• _Istruzioni_:
- a) Elenca tutti i nomi di persona che compaiono nell'articolo su Antonella Boralevi.
- b) Ripeti alla lettera il passo dell'articolo su Antonella Boralevi che comincia con "Elisabeth e Clementina" e prosegue fino a "passato e presente?".

• _Testo di partenza_:
======
L'amore che sfida le bugie
Antonella Boralevi è tornata in libreria con L’amore può succedere, la sua trentesima fatica. Alla base di quest’opera, una missione: smascherare la più grande menzogna che ci abbiano mai raccontato sui sentimenti e che, secondo l’autrice, è il fondamento del patriarcato: «Ho scritto questo romanzo perché anche io sono stata cresciuta in questa bugia sull’amore e ne ho sofferto. Molte donne l’hanno patita sulla loro pelle e spero che le ragazze di oggi almeno ne siano libere». Ma di cosa si tratta? Ne abbiamo parlato con lei…

Elisabeth e Clementina sono due donne di epoche diverse, ma sembrano essere unite da un filo invisibile. Qual è il significato più profondo di questa connessione temporale e come ha sviluppato questa relazione tra passato e presente?
======
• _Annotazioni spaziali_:

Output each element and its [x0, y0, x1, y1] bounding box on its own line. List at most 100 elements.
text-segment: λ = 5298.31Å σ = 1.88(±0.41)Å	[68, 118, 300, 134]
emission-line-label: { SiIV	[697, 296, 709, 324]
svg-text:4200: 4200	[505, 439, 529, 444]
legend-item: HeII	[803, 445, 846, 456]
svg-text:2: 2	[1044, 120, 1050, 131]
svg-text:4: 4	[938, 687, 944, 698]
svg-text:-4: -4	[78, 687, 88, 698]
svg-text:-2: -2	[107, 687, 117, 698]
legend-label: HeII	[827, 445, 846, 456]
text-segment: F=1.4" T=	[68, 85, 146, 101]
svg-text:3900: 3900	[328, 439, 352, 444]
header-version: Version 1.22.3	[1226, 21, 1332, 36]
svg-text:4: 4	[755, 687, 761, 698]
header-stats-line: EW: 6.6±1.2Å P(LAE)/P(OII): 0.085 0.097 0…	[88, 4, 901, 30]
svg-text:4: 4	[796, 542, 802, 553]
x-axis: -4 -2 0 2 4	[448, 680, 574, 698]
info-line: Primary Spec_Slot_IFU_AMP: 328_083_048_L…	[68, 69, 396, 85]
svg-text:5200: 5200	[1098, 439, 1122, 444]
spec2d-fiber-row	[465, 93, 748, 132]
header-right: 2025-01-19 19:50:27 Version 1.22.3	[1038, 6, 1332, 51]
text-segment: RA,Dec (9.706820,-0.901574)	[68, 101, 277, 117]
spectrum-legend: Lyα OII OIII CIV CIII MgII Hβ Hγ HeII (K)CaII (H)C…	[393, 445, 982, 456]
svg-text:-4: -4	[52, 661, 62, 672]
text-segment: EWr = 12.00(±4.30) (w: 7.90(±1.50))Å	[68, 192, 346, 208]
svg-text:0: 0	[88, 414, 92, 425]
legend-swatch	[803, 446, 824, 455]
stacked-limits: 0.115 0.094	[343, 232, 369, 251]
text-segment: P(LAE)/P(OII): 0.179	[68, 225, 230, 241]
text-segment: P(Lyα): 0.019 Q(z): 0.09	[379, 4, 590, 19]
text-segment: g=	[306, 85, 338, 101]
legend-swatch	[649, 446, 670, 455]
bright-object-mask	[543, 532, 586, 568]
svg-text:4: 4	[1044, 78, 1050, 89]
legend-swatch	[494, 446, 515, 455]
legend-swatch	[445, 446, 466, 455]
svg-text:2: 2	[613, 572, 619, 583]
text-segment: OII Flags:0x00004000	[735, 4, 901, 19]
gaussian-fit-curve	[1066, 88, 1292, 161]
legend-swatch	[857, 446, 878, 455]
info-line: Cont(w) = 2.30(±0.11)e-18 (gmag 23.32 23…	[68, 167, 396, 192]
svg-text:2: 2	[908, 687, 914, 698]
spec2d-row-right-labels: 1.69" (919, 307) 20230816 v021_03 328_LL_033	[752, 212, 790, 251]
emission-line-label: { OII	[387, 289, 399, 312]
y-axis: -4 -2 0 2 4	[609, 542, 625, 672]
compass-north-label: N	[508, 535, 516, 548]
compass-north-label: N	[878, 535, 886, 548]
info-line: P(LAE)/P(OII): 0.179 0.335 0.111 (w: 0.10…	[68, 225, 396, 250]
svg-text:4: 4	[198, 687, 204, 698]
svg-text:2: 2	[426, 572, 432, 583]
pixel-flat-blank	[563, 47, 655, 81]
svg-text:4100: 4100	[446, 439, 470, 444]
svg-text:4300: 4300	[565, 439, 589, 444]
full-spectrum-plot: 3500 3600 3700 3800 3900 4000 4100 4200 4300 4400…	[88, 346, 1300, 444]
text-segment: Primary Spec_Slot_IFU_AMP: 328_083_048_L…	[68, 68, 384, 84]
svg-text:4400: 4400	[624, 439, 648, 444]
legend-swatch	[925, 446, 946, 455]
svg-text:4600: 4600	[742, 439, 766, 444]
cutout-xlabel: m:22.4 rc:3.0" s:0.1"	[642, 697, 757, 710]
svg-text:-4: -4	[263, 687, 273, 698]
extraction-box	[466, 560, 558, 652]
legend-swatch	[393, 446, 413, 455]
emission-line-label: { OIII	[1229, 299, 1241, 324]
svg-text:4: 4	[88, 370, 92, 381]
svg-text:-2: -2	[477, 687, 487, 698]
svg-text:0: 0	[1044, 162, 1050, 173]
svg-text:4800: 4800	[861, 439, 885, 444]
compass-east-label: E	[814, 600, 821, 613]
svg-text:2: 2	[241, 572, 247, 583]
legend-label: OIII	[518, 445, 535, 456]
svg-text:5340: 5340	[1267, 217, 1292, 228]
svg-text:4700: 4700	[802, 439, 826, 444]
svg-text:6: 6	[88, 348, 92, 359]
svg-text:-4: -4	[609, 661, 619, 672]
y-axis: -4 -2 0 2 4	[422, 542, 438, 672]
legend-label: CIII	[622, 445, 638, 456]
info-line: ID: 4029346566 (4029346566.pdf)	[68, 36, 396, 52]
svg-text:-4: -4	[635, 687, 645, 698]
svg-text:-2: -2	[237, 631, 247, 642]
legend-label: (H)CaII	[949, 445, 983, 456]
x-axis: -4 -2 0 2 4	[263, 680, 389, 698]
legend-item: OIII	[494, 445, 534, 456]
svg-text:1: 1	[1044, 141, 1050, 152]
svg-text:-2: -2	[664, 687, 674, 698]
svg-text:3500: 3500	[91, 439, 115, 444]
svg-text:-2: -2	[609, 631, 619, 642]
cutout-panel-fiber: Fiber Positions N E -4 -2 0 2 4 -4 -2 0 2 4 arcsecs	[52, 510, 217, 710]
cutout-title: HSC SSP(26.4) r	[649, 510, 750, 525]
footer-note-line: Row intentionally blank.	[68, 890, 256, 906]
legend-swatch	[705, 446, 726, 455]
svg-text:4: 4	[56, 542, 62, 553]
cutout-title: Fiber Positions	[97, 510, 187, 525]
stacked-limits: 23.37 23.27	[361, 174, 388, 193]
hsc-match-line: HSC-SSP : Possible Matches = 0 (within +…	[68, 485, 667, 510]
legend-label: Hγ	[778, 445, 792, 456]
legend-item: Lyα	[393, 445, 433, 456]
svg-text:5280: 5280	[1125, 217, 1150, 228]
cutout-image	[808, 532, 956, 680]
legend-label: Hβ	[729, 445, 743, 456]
======
• _Risposte scritte_:
- a) Antonella Boralevi, Elisabeth, Clementina

- b)
Elisabeth e Clementina sono due donne di epoche diverse, ma sembrano essere unite da un filo invisibile. Qual è il significato più profondo di questa connessione temporale e come ha sviluppato questa relazione tra passato e presente?